--- Dataset records ---
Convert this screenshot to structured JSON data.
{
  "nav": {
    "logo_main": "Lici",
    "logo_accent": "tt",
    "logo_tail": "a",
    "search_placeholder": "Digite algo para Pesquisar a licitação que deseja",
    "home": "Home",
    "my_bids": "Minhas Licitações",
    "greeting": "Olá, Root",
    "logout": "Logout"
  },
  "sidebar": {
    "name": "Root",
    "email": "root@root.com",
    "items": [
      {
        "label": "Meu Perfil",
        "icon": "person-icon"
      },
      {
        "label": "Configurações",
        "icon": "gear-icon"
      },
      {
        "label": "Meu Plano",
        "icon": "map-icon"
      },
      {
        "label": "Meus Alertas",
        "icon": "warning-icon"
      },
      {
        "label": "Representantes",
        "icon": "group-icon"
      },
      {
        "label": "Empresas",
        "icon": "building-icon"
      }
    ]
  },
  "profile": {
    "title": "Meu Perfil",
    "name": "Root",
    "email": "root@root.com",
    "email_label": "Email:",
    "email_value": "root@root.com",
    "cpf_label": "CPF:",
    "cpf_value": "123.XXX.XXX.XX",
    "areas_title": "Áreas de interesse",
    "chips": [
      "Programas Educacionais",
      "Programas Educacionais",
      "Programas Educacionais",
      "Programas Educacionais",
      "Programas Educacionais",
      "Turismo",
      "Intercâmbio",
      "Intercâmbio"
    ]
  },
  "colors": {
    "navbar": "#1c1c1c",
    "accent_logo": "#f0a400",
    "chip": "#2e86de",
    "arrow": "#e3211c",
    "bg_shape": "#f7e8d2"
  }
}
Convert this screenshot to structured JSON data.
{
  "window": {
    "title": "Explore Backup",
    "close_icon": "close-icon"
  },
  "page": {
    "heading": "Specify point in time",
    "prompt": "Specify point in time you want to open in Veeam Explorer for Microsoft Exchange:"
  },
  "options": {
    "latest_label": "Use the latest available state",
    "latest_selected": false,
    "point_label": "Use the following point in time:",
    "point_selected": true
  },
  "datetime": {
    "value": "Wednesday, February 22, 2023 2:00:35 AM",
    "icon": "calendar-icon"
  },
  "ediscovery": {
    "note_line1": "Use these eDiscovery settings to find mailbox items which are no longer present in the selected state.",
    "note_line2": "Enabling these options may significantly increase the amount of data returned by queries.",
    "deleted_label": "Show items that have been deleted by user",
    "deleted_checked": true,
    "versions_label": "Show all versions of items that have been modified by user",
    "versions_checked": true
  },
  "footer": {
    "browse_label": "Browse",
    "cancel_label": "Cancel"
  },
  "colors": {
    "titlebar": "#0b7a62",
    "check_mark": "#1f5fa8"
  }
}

--- Work instructions ---
Filter the listing above for the string "icon" and copy every matching line.

--- Answer to this exercise ---
        "icon": "person-icon"
        "icon": "gear-icon"
        "icon": "map-icon"
        "icon": "warning-icon"
        "icon": "group-icon"
        "icon": "building-icon"
    "close_icon": "close-icon"
    "icon": "calendar-icon"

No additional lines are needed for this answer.